*EXERCISE PROMPT:* Could you transcribe the material below exactly, without leaving out a single line?

*DATA FOR THIS EXERCISE:*
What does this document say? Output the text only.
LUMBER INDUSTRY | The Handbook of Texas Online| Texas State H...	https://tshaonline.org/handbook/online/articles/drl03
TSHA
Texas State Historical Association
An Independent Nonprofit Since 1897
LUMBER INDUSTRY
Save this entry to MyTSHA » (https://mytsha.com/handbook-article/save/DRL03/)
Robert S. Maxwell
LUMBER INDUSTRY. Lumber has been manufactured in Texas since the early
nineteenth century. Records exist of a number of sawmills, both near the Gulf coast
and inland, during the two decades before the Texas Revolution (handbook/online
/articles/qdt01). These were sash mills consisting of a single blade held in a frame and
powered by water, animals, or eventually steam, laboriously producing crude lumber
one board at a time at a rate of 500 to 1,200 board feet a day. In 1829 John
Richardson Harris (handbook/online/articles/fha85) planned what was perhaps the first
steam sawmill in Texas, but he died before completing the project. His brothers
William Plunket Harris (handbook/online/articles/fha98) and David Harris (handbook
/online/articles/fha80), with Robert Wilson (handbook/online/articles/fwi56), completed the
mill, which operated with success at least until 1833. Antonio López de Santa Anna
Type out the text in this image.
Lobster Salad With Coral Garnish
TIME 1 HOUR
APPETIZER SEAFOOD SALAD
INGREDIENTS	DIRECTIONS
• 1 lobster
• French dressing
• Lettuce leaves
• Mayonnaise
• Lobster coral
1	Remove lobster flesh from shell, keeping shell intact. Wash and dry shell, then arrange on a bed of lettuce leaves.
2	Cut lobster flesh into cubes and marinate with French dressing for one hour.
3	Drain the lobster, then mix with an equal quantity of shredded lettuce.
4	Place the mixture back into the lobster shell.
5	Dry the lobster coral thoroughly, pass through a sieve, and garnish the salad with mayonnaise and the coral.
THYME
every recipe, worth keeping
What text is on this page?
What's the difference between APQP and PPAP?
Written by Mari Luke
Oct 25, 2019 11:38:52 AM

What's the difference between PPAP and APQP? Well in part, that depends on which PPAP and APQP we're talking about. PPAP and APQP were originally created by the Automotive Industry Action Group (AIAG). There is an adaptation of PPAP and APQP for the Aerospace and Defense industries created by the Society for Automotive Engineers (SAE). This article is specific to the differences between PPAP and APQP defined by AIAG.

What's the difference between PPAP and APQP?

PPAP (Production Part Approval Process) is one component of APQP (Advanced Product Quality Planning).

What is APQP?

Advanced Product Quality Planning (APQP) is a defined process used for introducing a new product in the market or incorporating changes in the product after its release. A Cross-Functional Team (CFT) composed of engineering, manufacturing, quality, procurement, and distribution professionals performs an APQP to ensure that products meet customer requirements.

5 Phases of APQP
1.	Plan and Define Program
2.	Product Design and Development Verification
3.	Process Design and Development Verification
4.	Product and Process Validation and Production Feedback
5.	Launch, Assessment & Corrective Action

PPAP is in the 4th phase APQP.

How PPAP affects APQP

*EXERCISE OUTPUT:*
What does this document say? Output the text only.
LUMBER INDUSTRY | The Handbook of Texas Online| Texas State H...	https://tshaonline.org/handbook/online/articles/drl03
TSHA
Texas State Historical Association
An Independent Nonprofit Since 1897
LUMBER INDUSTRY
Save this entry to MyTSHA » (https://mytsha.com/handbook-article/save/DRL03/)
Robert S. Maxwell
LUMBER INDUSTRY. Lumber has been manufactured in Texas since the early
nineteenth century. Records exist of a number of sawmills, both near the Gulf coast
and inland, during the two decades before the Texas Revolution (handbook/online
/articles/qdt01). These were sash mills consisting of a single blade held in a frame and
powered by water, animals, or eventually steam, laboriously producing crude lumber
one board at a time at a rate of 500 to 1,200 board feet a day. In 1829 John
Richardson Harris (handbook/online/articles/fha85) planned what was perhaps the first
steam sawmill in Texas, but he died before completing the project. His brothers
William Plunket Harris (handbook/online/articles/fha98) and David Harris (handbook
/online/articles/fha80), with Robert Wilson (handbook/online/articles/fwi56), completed the
mill, which operated with success at least until 1833. Antonio López de Santa Anna
Type out the text in this image.
Lobster Salad With Coral Garnish
TIME 1 HOUR
APPETIZER SEAFOOD SALAD
INGREDIENTS	DIRECTIONS
• 1 lobster
• French dressing
• Lettuce leaves
• Mayonnaise
• Lobster coral
1	Remove lobster flesh from shell, keeping shell intact. Wash and dry shell, then arrange on a bed of lettuce leaves.
2	Cut lobster flesh into cubes and marinate with French dressing for one hour.
3	Drain the lobster, then mix with an equal quantity of shredded lettuce.
4	Place the mixture back into the lobster shell.
5	Dry the lobster coral thoroughly, pass through a sieve, and garnish the salad with mayonnaise and the coral.
THYME
every recipe, worth keeping
What text is on this page?
What's the difference between APQP and PPAP?
Written by Mari Luke
Oct 25, 2019 11:38:52 AM

What's the difference between PPAP and APQP? Well in part, that depends on which PPAP and APQP we're talking about. PPAP and APQP were originally created by the Automotive Industry Action Group (AIAG). There is an adaptation of PPAP and APQP for the Aerospace and Defense industries created by the Society for Automotive Engineers (SAE). This article is specific to the differences between PPAP and APQP defined by AIAG.

What's the difference between PPAP and APQP?

PPAP (Production Part Approval Process) is one component of APQP (Advanced Product Quality Planning).

What is APQP?

Advanced Product Quality Planning (APQP) is a defined process used for introducing a new product in the market or incorporating changes in the product after its release. A Cross-Functional Team (CFT) composed of engineering, manufacturing, quality, procurement, and distribution professionals performs an APQP to ensure that products meet customer requirements.

5 Phases of APQP
1.	Plan and Define Program
2.	Product Design and Development Verification
3.	Process Design and Development Verification
4.	Product and Process Validation and Production Feedback
5.	Launch, Assessment & Corrective Action

PPAP is in the 4th phase APQP.

How PPAP affects APQP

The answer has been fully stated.